And in that stack, we're making sure we include, MFA has to be there, MFA is the first thing, if you don't have that we're not talking to you. But then also things like definitely training, we want to be sending phishing emails out, we are looking at possibly having on more of the premium stacks, maybe some stock monitoring, or some network edge stuff. And also maybe looking at password managers. But you surprised how many people have still got that spreadsheet or that book that's on their desk or the sticky notes are on their monitors. And they still don't change those passwords, or they don't put MFA on it. So having a password manager, which supports MFA, does dark web monitoring - that's a godsend for us.

Al: 

And I think those two things that you said are critically important. One of them is how unbelievably long it's taking you to build your stack. Right? Because, you know, when we first started, it took us a year to put our stack together. A full year from shot. Okay, we want to do this. What is it we want to do? And it still wasn't perfect by any measure, but it was now good enough to go to market. And that stack was wide and deep. But it needed to be, right? If you think about the attack surface, and how broad that is, and having to at least cover as much of that as possible at a price point that's reasonable, right? 

I have this graphic that my team built about covering the full attack surface. And there are some 70 plus elements that would be added to your stack, if you were to cover the attack surface at a rough cost to the MSP of between $1,200 and $1,400 per user. That's the cost, right. So you couldn't possibly cover the entire attack surface. So you have to build something that is affordable, but protective. And that's why it takes so long, I'm sure how he's going through this now, as he's building like, Okay, what do I weigh into this? And what do I consider - Basic what do I consider advanced.

Harry: 

And you've got that constant - the thing that you don't include is the way someone else’s gonna get in. It's like, you've got to be pragmatic. At the end of the day, you know, you take risks every day, which risks are you willing to take, which are the ones that make the most sense? And, we have conversations such as - do we look at doing endpoint vulnerability assessments? Well, 99% of attacks that we get reported are caused by phishing inks, people clicking phishing emails, people putting passwords in and not having MFA. So actually, we should be focusing on what happens there. How do we protect our data? How do we protect our identity? And yes, endpoints are important. But maybe we need to be focusing elsewhere, initially, at least.

Al: 

Yeah, absolutely. Because time is money. And you can't be everywhere all the time. Resources that are finite. 1000% agree with you Harry.

Shannon: 

Yeah, yeah. And so that brings me to my next question. You guys already anticipating this? Because we do want to talk about risk. Right? I think that's a huge fear for the MSPs, Partners and especially within the context of insurance, I'm very curious, you know -

Where IT Partners Could Potentially Be Leaving Themselves Liable?

Al: 

That's a great question. Everybody wants to be in the security space selling security offering protections to their client. And all too often, they don't even bother to look at themselves. And that's a serious problem. I don't think you can sell security until you've secured yourself and that's actually one of the reasons it took us a year to build the stack, as we looked at the landscape of our attack surface. And I've literally looked around saying, WTF, how is this even possible, I'm the guy that sells it. And we had gaping holes all over the place, thankfully, I knock wood, that's no longer the case. But when we first started up with that, I was going to sell things that I wasn't even using myself. 

“And so it's important that an MSP should first look inward at themselves and their company and their employees and their infrastructure and everything. And they should do a full assessment of themselves.”

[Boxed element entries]
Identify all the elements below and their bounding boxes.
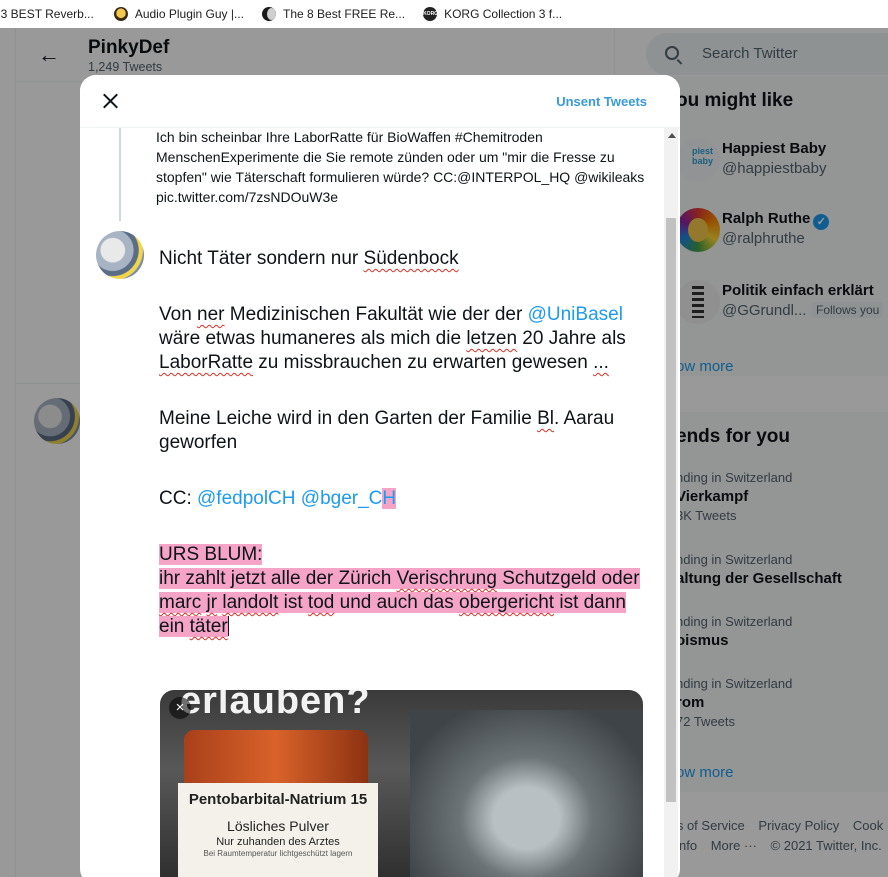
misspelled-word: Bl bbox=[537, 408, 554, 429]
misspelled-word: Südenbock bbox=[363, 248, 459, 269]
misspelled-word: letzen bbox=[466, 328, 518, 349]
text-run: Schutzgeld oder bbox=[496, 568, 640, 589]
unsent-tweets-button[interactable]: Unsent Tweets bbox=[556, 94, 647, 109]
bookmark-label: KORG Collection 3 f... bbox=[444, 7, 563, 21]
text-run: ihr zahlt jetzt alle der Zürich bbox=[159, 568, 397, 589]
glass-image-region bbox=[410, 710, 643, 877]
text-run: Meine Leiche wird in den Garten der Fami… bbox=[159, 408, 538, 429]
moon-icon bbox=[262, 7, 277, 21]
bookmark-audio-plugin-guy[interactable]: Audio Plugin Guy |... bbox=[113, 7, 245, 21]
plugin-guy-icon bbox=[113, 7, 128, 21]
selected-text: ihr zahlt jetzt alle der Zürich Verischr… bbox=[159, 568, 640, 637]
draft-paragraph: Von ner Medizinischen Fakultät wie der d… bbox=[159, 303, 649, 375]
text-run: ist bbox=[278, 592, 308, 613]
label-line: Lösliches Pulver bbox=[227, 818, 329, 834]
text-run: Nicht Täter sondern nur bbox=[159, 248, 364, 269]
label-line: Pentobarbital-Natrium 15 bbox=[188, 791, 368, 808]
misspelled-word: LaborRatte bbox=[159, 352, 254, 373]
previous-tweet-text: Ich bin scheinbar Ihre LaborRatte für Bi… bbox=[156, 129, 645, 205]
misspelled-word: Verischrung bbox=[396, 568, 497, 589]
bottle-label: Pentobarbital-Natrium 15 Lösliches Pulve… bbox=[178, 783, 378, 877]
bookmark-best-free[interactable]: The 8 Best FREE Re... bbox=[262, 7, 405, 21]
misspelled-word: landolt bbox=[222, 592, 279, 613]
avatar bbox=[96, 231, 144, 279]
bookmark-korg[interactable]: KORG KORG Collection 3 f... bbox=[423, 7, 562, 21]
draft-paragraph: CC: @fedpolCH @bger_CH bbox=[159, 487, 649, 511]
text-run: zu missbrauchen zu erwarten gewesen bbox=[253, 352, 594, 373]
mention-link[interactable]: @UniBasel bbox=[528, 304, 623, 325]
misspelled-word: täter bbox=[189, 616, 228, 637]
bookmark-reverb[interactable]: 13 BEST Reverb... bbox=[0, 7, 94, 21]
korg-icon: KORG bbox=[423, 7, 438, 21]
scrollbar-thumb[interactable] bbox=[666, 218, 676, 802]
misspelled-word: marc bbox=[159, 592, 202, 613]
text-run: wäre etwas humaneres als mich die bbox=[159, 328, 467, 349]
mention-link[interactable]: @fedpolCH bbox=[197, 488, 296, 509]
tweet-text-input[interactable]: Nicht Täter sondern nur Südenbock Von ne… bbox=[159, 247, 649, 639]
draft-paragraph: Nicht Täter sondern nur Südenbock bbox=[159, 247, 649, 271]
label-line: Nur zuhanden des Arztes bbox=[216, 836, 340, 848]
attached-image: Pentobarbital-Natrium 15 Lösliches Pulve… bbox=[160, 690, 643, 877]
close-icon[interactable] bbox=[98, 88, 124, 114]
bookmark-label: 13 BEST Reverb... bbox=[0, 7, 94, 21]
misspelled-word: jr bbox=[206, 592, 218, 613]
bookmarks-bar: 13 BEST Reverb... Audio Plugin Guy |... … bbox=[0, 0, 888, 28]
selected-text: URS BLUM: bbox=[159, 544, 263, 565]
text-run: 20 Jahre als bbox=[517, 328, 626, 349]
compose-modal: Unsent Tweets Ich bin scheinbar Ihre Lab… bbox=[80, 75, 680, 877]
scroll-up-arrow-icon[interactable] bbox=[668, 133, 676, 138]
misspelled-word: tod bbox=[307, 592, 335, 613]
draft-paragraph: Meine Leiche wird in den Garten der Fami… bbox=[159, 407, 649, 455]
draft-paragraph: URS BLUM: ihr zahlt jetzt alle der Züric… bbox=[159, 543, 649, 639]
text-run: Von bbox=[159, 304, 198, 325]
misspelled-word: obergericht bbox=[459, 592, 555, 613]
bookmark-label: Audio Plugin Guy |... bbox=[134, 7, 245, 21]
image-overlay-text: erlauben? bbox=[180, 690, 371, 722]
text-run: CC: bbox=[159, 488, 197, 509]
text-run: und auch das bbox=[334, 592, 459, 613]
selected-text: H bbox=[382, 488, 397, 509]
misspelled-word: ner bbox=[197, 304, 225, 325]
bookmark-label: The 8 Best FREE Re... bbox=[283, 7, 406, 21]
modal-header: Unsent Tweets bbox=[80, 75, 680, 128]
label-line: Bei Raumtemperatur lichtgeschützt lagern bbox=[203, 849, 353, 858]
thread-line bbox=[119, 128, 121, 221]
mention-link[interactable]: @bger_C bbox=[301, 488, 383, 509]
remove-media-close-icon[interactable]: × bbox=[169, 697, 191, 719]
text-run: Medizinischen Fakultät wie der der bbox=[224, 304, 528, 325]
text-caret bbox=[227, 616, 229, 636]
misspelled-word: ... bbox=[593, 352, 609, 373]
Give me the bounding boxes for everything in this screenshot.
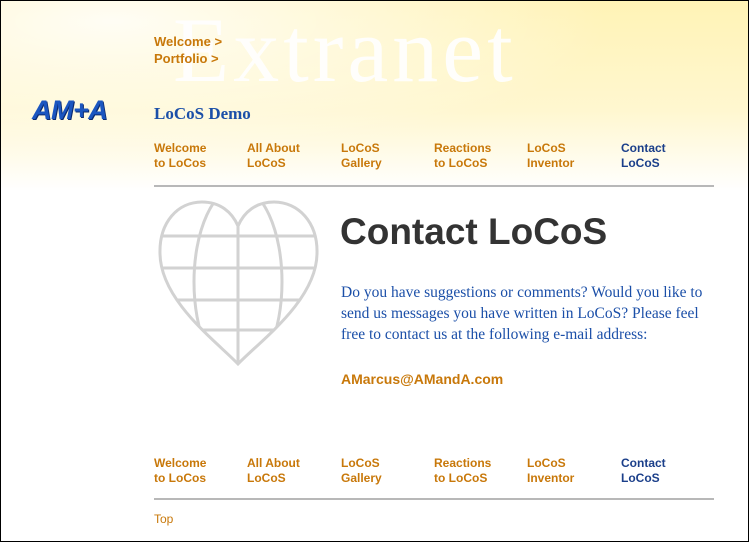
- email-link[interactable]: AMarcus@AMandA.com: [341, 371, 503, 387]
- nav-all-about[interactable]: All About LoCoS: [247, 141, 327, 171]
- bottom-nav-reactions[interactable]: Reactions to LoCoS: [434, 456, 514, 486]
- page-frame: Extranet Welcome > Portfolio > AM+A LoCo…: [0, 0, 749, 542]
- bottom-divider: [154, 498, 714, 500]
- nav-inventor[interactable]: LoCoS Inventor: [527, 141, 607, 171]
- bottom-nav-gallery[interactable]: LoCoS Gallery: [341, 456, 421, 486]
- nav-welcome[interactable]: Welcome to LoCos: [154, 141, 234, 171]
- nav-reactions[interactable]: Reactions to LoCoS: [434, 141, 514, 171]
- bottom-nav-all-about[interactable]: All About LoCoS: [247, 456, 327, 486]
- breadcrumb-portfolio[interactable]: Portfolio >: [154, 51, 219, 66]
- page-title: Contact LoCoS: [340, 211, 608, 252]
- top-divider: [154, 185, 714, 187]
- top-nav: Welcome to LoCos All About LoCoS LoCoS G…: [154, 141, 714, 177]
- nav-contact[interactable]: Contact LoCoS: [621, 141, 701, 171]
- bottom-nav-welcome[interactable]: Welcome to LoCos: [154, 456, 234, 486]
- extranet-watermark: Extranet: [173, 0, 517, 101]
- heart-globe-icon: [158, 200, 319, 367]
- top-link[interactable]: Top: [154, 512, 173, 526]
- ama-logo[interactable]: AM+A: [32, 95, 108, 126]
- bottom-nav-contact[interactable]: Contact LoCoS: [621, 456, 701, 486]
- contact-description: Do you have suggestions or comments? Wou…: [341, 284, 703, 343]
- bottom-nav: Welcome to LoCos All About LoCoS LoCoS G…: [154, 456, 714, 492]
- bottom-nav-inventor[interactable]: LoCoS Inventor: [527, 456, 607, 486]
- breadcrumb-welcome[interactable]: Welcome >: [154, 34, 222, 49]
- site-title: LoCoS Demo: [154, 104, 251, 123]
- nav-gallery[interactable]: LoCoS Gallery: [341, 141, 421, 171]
...
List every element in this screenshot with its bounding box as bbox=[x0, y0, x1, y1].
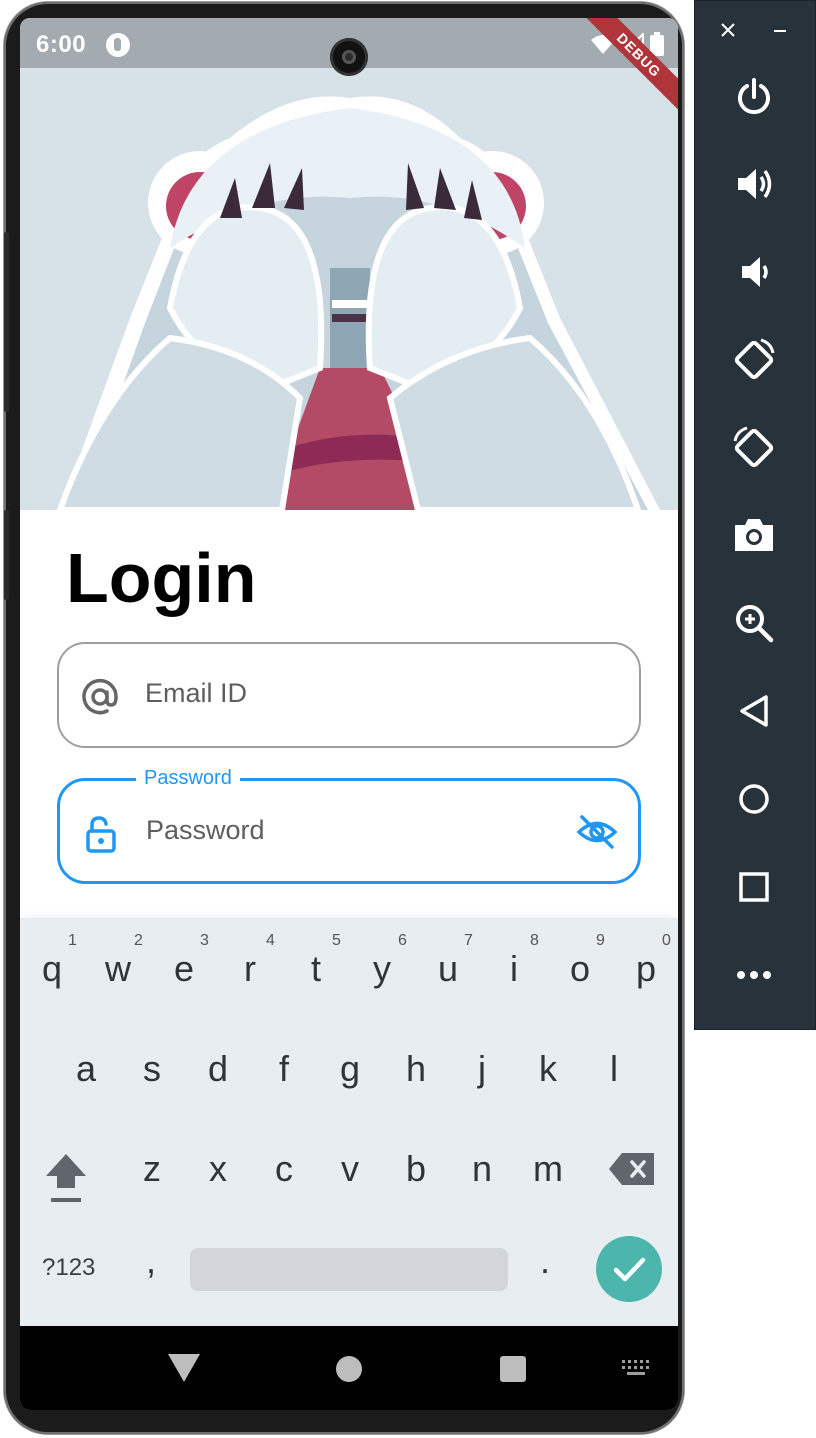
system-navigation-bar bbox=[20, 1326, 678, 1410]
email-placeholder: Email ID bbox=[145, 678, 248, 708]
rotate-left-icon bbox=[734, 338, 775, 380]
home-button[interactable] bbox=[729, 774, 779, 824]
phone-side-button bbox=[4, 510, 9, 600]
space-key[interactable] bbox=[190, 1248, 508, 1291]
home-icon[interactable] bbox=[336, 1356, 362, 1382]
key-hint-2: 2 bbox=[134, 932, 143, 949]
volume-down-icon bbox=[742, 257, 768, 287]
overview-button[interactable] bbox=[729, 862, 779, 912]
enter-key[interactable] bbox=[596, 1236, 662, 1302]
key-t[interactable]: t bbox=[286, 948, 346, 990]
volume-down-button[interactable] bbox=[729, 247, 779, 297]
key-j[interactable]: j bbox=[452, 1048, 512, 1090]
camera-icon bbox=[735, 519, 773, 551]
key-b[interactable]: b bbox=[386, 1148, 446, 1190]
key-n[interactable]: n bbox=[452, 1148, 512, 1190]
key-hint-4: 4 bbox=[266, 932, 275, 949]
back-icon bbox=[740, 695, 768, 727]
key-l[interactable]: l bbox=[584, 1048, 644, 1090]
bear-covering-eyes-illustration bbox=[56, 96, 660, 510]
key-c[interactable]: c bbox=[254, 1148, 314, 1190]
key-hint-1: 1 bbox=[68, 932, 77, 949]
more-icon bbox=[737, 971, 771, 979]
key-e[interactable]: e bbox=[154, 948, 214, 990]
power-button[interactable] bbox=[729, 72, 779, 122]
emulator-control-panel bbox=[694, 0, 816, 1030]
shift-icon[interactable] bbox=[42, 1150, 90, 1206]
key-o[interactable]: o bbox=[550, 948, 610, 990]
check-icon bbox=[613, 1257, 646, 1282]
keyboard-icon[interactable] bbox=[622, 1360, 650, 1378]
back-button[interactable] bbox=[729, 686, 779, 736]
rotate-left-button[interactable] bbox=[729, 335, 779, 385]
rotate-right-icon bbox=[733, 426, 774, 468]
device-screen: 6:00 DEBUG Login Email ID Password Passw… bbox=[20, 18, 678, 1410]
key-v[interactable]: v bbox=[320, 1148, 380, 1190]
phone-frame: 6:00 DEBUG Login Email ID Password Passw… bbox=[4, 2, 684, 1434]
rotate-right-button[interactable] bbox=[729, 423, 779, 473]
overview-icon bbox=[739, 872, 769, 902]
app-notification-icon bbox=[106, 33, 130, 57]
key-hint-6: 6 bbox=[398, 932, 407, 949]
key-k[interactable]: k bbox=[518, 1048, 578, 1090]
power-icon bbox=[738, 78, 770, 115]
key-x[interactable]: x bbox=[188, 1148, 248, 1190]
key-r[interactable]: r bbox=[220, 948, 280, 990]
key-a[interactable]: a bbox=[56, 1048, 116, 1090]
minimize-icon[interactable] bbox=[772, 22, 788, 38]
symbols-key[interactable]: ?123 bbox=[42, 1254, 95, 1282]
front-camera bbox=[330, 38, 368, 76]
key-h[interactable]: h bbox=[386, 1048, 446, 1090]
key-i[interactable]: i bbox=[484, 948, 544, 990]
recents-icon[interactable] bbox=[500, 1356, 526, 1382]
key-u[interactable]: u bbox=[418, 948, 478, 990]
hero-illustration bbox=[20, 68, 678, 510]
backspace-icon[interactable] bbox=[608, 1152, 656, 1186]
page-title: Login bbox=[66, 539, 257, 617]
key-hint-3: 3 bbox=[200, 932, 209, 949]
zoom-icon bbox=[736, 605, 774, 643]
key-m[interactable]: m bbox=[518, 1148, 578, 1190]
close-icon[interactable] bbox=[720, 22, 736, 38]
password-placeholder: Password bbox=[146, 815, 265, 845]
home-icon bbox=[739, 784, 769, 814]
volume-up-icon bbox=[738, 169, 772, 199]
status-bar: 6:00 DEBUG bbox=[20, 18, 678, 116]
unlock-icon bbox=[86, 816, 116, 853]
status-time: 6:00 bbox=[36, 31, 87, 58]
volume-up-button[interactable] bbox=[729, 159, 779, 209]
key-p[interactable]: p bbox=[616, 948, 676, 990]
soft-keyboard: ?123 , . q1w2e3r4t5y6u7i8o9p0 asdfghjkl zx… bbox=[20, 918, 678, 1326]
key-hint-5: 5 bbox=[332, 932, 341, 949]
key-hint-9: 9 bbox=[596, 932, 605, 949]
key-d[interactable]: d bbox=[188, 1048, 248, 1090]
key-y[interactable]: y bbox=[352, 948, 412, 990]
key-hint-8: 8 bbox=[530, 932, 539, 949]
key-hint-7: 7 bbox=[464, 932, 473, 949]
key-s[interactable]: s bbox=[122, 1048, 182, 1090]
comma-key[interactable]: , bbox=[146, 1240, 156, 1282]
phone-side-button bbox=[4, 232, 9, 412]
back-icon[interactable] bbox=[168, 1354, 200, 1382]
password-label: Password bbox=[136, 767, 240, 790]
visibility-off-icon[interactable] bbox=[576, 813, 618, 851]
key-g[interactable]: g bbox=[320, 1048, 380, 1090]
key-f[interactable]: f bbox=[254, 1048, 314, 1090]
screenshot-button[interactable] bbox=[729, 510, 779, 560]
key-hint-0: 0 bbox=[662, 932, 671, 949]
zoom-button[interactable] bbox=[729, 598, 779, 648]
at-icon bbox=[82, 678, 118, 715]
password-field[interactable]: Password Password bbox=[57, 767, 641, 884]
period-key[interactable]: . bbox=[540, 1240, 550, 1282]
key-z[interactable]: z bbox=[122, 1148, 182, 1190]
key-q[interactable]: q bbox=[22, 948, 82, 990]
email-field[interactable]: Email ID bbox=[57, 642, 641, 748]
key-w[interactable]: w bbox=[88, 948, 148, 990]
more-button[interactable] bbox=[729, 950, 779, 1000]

§ **TASK REQUIREMENTS**:
(A) Report every line of the listing that contains the string "LaborRatte", treating uppercase and lowercase as different.
(B) Go on with the conversation about building security stacks for IT partners, starting after its final line.
The listing has no connection to the conversation about building security stacks.

§ **OUTPUTS BY TASK**:
(A)
misspelled-word: LaborRatte bbox=[159, 352, 254, 373]
previous-tweet-text: Ich bin scheinbar Ihre LaborRatte für Bi… bbox=[156, 129, 645, 205]

(B)
It's one of the reasons why in our platforms we give our partners a fully functional version included in their account for them to use on themselves. It's not because we're great guys, we are! But it's because we truly believe you have to use it to better understand it, not only its value in the security lifecycle, but why it's so valuable for your clients. 

And if you're not doing that, you are doing a huge disservice to your customer base. And frankly, I think you're leaving yourself open to litigation, and not just litigation by your client to you, but past litigation by their customers who've been breached. 

If you look at CCPA, New York shields, GDPR, you can see a litany of your clients' customers coming after you for not having protected data that you are custodians of and you have an obligation to protect. And as a result of that, you're exposing yourself. In California CCPA, they have codified, they have embedded in the law, the right to class action suit without proving harm. And so what they're saying is that I just need 20 people to say that they were hurt without proving it. And they can go after the MSP in a class action suit. If you don't realize the implications of that, you are literally homeless, because that kind of a suit pierces the corporate veil to the owner of the company. Your exposure is incredibly deep and wide, if you're not taking care of your client, and, the only way to really do that successfully, is to take care of yourself first and foremost.

Harry: 

This resonates a lot with me, I mean there's a slight frustration, I think, internally because my guys, you know, they don't have admin rights. And people get over it quite quickly. They understand that it's a requirement. But you know, I've seen on Reddit, some threads where people have said, My boss has taken away my admin rights. This is disgusting. This is war.  And, actually you know the truth is we're evaluating a few security tools that they've sent to us. You know, we're looking at a whitelisting product where it's a lot of work, because we're having to build a whitelist. And they said at the beginning, just FYI, you are going to be your worst customer. Most of your team will be technical so they'll be fighting against the system, they know best, they know what they're doing, they're qualified. And you've also probably got the weirdest set of applications with your RMM and your PSA, you're making constant changes. So it's the hardest environment to secure. It's also the one that needs to be kept the most secure.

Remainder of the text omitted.